= OBJECTIVE =
Print the records again, character for character.

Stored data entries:
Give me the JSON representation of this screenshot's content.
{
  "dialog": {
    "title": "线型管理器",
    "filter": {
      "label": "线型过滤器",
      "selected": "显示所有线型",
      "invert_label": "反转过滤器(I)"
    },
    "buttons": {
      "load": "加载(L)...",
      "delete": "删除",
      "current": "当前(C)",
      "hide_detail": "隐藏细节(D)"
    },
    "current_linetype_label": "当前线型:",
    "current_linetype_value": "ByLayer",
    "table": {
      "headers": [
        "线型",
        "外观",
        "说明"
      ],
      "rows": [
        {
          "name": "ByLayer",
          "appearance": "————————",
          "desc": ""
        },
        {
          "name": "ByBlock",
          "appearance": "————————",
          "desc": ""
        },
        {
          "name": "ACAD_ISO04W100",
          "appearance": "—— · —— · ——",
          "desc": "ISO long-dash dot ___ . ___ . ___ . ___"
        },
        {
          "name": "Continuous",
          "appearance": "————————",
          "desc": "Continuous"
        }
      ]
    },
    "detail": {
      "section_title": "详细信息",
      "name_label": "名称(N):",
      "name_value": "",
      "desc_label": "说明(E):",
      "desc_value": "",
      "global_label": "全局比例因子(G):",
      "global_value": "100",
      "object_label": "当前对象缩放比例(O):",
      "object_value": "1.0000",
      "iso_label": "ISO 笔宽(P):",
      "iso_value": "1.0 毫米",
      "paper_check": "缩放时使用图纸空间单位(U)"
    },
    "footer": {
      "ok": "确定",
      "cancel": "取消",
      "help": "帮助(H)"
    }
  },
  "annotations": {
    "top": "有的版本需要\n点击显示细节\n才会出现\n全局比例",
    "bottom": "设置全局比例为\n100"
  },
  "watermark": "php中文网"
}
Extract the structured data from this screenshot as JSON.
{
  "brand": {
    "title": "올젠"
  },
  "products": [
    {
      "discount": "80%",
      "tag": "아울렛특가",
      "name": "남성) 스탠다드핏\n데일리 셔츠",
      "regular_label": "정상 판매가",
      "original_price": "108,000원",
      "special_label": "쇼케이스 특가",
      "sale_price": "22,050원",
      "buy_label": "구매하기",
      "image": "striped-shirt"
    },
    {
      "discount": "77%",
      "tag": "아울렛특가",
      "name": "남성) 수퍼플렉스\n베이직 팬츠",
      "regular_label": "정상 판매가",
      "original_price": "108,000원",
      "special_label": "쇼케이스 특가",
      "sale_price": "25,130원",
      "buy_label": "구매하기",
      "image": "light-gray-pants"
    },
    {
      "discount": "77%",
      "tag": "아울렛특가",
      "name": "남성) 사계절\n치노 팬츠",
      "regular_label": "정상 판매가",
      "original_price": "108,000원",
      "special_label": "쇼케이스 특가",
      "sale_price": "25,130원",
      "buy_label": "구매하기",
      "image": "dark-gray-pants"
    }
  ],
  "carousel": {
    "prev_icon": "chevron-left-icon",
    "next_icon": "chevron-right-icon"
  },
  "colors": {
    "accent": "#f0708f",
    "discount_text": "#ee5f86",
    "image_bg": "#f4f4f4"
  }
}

= SOLUTION TO THIS EXERCISE =
Give me the JSON representation of this screenshot's content.
{
  "dialog": {
    "title": "线型管理器",
    "filter": {
      "label": "线型过滤器",
      "selected": "显示所有线型",
      "invert_label": "反转过滤器(I)"
    },
    "buttons": {
      "load": "加载(L)...",
      "delete": "删除",
      "current": "当前(C)",
      "hide_detail": "隐藏细节(D)"
    },
    "current_linetype_label": "当前线型:",
    "current_linetype_value": "ByLayer",
    "table": {
      "headers": [
        "线型",
        "外观",
        "说明"
      ],
      "rows": [
        {
          "name": "ByLayer",
          "appearance": "————————",
          "desc": ""
        },
        {
          "name": "ByBlock",
          "appearance": "————————",
          "desc": ""
        },
        {
          "name": "ACAD_ISO04W100",
          "appearance": "—— · —— · ——",
          "desc": "ISO long-dash dot ___ . ___ . ___ . ___"
        },
        {
          "name": "Continuous",
          "appearance": "————————",
          "desc": "Continuous"
        }
      ]
    },
    "detail": {
      "section_title": "详细信息",
      "name_label": "名称(N):",
      "name_value": "",
      "desc_label": "说明(E):",
      "desc_value": "",
      "global_label": "全局比例因子(G):",
      "global_value": "100",
      "object_label": "当前对象缩放比例(O):",
      "object_value": "1.0000",
      "iso_label": "ISO 笔宽(P):",
      "iso_value": "1.0 毫米",
      "paper_check": "缩放时使用图纸空间单位(U)"
    },
    "footer": {
      "ok": "确定",
      "cancel": "取消",
      "help": "帮助(H)"
    }
  },
  "annotations": {
    "top": "有的版本需要\n点击显示细节\n才会出现\n全局比例",
    "bottom": "设置全局比例为\n100"
  },
  "watermark": "php中文网"
}
Extract the structured data from this screenshot as JSON.
{
  "brand": {
    "title": "올젠"
  },
  "products": [
    {
      "discount": "80%",
      "tag": "아울렛특가",
      "name": "남성) 스탠다드핏\n데일리 셔츠",
      "regular_label": "정상 판매가",
      "original_price": "108,000원",
      "special_label": "쇼케이스 특가",
      "sale_price": "22,050원",
      "buy_label": "구매하기",
      "image": "striped-shirt"
    },
    {
      "discount": "77%",
      "tag": "아울렛특가",
      "name": "남성) 수퍼플렉스\n베이직 팬츠",
      "regular_label": "정상 판매가",
      "original_price": "108,000원",
      "special_label": "쇼케이스 특가",
      "sale_price": "25,130원",
      "buy_label": "구매하기",
      "image": "light-gray-pants"
    },
    {
      "discount": "77%",
      "tag": "아울렛특가",
      "name": "남성) 사계절\n치노 팬츠",
      "regular_label": "정상 판매가",
      "original_price": "108,000원",
      "special_label": "쇼케이스 특가",
      "sale_price": "25,130원",
      "buy_label": "구매하기",
      "image": "dark-gray-pants"
    }
  ],
  "carousel": {
    "prev_icon": "chevron-left-icon",
    "next_icon": "chevron-right-icon"
  },
  "colors": {
    "accent": "#f0708f",
    "discount_text": "#ee5f86",
    "image_bg": "#f4f4f4"
  }
}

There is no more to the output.